* [Directions]:
Quote every line of the stored items below verbatim, leaving nothing out and changing nothing.

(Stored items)
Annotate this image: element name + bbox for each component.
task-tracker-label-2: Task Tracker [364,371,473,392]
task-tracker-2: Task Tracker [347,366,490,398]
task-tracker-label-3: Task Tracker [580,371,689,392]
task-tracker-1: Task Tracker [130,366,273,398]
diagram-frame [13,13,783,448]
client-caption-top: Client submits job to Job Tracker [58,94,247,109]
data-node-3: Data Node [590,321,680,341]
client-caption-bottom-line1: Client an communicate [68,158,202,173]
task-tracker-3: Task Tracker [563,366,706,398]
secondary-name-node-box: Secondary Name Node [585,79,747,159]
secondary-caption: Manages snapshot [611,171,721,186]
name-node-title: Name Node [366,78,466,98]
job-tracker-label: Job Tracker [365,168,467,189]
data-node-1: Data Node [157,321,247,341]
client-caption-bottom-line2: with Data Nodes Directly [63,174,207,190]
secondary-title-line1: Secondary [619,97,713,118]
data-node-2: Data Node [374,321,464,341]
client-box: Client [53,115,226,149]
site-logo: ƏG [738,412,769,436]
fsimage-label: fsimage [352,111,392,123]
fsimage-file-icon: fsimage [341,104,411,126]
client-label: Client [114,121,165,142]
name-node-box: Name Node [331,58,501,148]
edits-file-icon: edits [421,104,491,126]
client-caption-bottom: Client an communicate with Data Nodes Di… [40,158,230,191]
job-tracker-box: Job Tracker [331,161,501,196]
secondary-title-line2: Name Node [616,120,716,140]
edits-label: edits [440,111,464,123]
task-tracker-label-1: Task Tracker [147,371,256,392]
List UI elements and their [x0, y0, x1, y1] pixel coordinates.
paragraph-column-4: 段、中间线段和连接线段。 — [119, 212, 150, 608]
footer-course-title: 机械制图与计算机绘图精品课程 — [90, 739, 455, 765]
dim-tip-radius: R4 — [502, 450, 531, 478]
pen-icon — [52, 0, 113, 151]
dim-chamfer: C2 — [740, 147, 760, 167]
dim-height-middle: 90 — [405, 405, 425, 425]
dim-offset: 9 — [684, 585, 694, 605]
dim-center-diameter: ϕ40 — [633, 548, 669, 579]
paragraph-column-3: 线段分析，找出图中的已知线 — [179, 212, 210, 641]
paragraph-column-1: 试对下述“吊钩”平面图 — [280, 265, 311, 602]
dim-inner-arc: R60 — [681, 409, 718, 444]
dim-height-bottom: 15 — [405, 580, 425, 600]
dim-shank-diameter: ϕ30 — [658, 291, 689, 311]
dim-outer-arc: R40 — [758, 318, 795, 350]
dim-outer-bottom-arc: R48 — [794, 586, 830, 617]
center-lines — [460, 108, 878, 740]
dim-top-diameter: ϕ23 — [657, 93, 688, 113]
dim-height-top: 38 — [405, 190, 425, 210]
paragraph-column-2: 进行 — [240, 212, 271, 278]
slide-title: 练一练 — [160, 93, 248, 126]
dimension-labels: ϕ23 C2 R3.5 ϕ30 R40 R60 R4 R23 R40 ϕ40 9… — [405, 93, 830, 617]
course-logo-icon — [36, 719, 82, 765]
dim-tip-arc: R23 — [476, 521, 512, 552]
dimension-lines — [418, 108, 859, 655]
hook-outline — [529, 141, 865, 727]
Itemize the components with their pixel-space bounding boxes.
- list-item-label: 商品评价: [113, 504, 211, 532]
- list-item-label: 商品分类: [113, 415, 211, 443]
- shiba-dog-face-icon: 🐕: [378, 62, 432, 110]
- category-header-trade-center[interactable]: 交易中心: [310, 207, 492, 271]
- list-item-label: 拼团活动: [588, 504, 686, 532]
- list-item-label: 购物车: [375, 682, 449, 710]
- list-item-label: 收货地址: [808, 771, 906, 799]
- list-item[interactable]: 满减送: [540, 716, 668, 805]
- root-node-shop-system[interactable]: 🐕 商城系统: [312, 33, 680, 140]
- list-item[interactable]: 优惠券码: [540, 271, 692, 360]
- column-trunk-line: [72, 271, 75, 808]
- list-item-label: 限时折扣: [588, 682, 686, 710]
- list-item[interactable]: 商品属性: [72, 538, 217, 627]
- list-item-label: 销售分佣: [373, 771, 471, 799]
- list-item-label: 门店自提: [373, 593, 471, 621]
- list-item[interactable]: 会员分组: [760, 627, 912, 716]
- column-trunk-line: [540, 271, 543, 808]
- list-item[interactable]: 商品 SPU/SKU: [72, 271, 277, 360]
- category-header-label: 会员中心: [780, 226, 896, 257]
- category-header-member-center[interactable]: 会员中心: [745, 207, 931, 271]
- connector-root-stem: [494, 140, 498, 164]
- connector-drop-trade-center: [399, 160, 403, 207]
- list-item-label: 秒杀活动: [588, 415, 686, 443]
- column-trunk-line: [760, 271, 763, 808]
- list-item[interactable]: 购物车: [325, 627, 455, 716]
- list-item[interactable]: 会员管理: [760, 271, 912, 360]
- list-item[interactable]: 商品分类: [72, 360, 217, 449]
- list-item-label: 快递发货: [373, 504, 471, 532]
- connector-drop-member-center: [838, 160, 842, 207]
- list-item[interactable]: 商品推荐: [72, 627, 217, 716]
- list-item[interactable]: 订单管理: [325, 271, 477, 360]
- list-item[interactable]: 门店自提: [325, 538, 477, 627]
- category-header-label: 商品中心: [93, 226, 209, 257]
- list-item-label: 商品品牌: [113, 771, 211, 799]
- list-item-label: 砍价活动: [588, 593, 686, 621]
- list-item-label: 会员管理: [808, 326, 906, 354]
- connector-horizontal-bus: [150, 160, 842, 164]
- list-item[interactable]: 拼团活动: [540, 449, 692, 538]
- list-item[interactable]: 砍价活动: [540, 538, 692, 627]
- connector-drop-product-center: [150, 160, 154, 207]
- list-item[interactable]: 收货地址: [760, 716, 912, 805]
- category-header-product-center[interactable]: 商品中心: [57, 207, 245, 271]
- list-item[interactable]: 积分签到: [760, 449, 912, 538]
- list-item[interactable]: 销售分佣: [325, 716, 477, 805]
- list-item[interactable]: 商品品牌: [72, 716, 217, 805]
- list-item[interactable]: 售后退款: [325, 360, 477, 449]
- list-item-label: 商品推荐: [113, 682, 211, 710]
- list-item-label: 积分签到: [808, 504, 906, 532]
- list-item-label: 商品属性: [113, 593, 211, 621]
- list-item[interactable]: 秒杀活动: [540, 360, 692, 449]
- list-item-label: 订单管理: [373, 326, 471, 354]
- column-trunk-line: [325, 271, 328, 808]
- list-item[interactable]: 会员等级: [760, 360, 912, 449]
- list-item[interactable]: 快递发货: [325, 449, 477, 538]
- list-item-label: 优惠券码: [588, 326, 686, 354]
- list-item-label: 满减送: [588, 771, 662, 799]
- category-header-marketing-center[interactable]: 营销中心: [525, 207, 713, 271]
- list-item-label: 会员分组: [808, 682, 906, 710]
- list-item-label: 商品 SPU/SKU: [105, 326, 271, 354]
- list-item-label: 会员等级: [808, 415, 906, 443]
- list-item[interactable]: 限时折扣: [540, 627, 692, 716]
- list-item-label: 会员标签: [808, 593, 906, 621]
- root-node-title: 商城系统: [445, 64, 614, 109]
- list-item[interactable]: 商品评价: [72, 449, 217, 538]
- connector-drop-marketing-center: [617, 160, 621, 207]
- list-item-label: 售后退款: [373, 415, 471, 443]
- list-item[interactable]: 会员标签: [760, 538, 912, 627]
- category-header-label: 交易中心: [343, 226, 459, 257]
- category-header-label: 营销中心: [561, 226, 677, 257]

* [Problem solution]:
Annotate this image: element name + bbox for each component.
task-tracker-label-2: Task Tracker [364,371,473,392]
task-tracker-2: Task Tracker [347,366,490,398]
task-tracker-label-3: Task Tracker [580,371,689,392]
task-tracker-1: Task Tracker [130,366,273,398]
diagram-frame [13,13,783,448]
client-caption-top: Client submits job to Job Tracker [58,94,247,109]
data-node-3: Data Node [590,321,680,341]
client-caption-bottom-line1: Client an communicate [68,158,202,173]
task-tracker-3: Task Tracker [563,366,706,398]
secondary-name-node-box: Secondary Name Node [585,79,747,159]
secondary-caption: Manages snapshot [611,171,721,186]
name-node-title: Name Node [366,78,466,98]
job-tracker-label: Job Tracker [365,168,467,189]
data-node-1: Data Node [157,321,247,341]
client-caption-bottom-line2: with Data Nodes Directly [63,174,207,190]
secondary-title-line1: Secondary [619,97,713,118]
data-node-2: Data Node [374,321,464,341]
client-box: Client [53,115,226,149]
site-logo: ƏG [738,412,769,436]
fsimage-label: fsimage [352,111,392,123]
fsimage-file-icon: fsimage [341,104,411,126]
client-label: Client [114,121,165,142]
name-node-box: Name Node [331,58,501,148]
edits-file-icon: edits [421,104,491,126]
client-caption-bottom: Client an communicate with Data Nodes Di… [40,158,230,191]
job-tracker-box: Job Tracker [331,161,501,196]
secondary-title-line2: Name Node [616,120,716,140]
edits-label: edits [440,111,464,123]
task-tracker-label-1: Task Tracker [147,371,256,392]
List UI elements and their [x0, y0, x1, y1] pixel coordinates.
paragraph-column-4: 段、中间线段和连接线段。 — [119, 212, 150, 608]
footer-course-title: 机械制图与计算机绘图精品课程 — [90, 739, 455, 765]
dim-tip-radius: R4 — [502, 450, 531, 478]
pen-icon — [52, 0, 113, 151]
dim-chamfer: C2 — [740, 147, 760, 167]
dim-height-middle: 90 — [405, 405, 425, 425]
dim-offset: 9 — [684, 585, 694, 605]
dim-center-diameter: ϕ40 — [633, 548, 669, 579]
paragraph-column-3: 线段分析，找出图中的已知线 — [179, 212, 210, 641]
paragraph-column-1: 试对下述“吊钩”平面图 — [280, 265, 311, 602]
dim-inner-arc: R60 — [681, 409, 718, 444]
dim-height-bottom: 15 — [405, 580, 425, 600]
dim-shank-diameter: ϕ30 — [658, 291, 689, 311]
dim-outer-arc: R40 — [758, 318, 795, 350]
dim-outer-bottom-arc: R48 — [794, 586, 830, 617]
center-lines — [460, 108, 878, 740]
dim-top-diameter: ϕ23 — [657, 93, 688, 113]
dim-height-top: 38 — [405, 190, 425, 210]
paragraph-column-2: 进行 — [240, 212, 271, 278]
slide-title: 练一练 — [160, 93, 248, 126]
dimension-labels: ϕ23 C2 R3.5 ϕ30 R40 R60 R4 R23 R40 ϕ40 9… — [405, 93, 830, 617]
course-logo-icon — [36, 719, 82, 765]
dim-tip-arc: R23 — [476, 521, 512, 552]
dimension-lines — [418, 108, 859, 655]
hook-outline — [529, 141, 865, 727]
Itemize the components with their pixel-space bounding boxes.
- list-item-label: 商品评价: [113, 504, 211, 532]
- list-item-label: 商品分类: [113, 415, 211, 443]
- shiba-dog-face-icon: 🐕: [378, 62, 432, 110]
- category-header-trade-center[interactable]: 交易中心: [310, 207, 492, 271]
- list-item-label: 拼团活动: [588, 504, 686, 532]
- list-item-label: 购物车: [375, 682, 449, 710]
- list-item-label: 收货地址: [808, 771, 906, 799]
- list-item[interactable]: 满减送: [540, 716, 668, 805]
- root-node-shop-system[interactable]: 🐕 商城系统: [312, 33, 680, 140]
- list-item[interactable]: 优惠券码: [540, 271, 692, 360]
- column-trunk-line: [72, 271, 75, 808]
- list-item-label: 限时折扣: [588, 682, 686, 710]
- list-item[interactable]: 商品属性: [72, 538, 217, 627]
- list-item-label: 销售分佣: [373, 771, 471, 799]
- list-item-label: 门店自提: [373, 593, 471, 621]
- list-item[interactable]: 会员分组: [760, 627, 912, 716]
- column-trunk-line: [540, 271, 543, 808]
- list-item[interactable]: 商品 SPU/SKU: [72, 271, 277, 360]
- category-header-label: 会员中心: [780, 226, 896, 257]
- category-header-member-center[interactable]: 会员中心: [745, 207, 931, 271]
- connector-root-stem: [494, 140, 498, 164]
- connector-drop-trade-center: [399, 160, 403, 207]
- list-item-label: 秒杀活动: [588, 415, 686, 443]
- column-trunk-line: [760, 271, 763, 808]
- list-item[interactable]: 购物车: [325, 627, 455, 716]
- list-item[interactable]: 会员管理: [760, 271, 912, 360]
- list-item[interactable]: 商品分类: [72, 360, 217, 449]
- list-item-label: 快递发货: [373, 504, 471, 532]
- connector-drop-member-center: [838, 160, 842, 207]
- list-item[interactable]: 商品推荐: [72, 627, 217, 716]
- list-item[interactable]: 订单管理: [325, 271, 477, 360]
- list-item[interactable]: 门店自提: [325, 538, 477, 627]
- category-header-label: 商品中心: [93, 226, 209, 257]
- list-item-label: 商品品牌: [113, 771, 211, 799]
- list-item-label: 砍价活动: [588, 593, 686, 621]
- list-item-label: 会员管理: [808, 326, 906, 354]
- connector-horizontal-bus: [150, 160, 842, 164]
- list-item[interactable]: 拼团活动: [540, 449, 692, 538]
- list-item[interactable]: 砍价活动: [540, 538, 692, 627]
- connector-drop-product-center: [150, 160, 154, 207]
- list-item[interactable]: 收货地址: [760, 716, 912, 805]
- category-header-product-center[interactable]: 商品中心: [57, 207, 245, 271]
- list-item[interactable]: 积分签到: [760, 449, 912, 538]
- list-item[interactable]: 销售分佣: [325, 716, 477, 805]
- list-item[interactable]: 商品品牌: [72, 716, 217, 805]
- list-item[interactable]: 售后退款: [325, 360, 477, 449]
- list-item-label: 商品推荐: [113, 682, 211, 710]
- list-item-label: 积分签到: [808, 504, 906, 532]
- list-item-label: 商品属性: [113, 593, 211, 621]
- list-item[interactable]: 秒杀活动: [540, 360, 692, 449]
- list-item-label: 订单管理: [373, 326, 471, 354]
- column-trunk-line: [325, 271, 328, 808]
- list-item[interactable]: 会员等级: [760, 360, 912, 449]
- list-item[interactable]: 快递发货: [325, 449, 477, 538]
- list-item-label: 优惠券码: [588, 326, 686, 354]
- list-item-label: 满减送: [588, 771, 662, 799]
- category-header-marketing-center[interactable]: 营销中心: [525, 207, 713, 271]
- list-item-label: 会员分组: [808, 682, 906, 710]
- list-item-label: 商品 SPU/SKU: [105, 326, 271, 354]
- list-item-label: 会员等级: [808, 415, 906, 443]
- list-item[interactable]: 限时折扣: [540, 627, 692, 716]
- list-item-label: 会员标签: [808, 593, 906, 621]
- root-node-title: 商城系统: [445, 64, 614, 109]
- list-item[interactable]: 商品评价: [72, 449, 217, 538]
- connector-drop-marketing-center: [617, 160, 621, 207]
- list-item-label: 售后退款: [373, 415, 471, 443]
- list-item[interactable]: 会员标签: [760, 538, 912, 627]
- category-header-label: 交易中心: [343, 226, 459, 257]
- category-header-label: 营销中心: [561, 226, 677, 257]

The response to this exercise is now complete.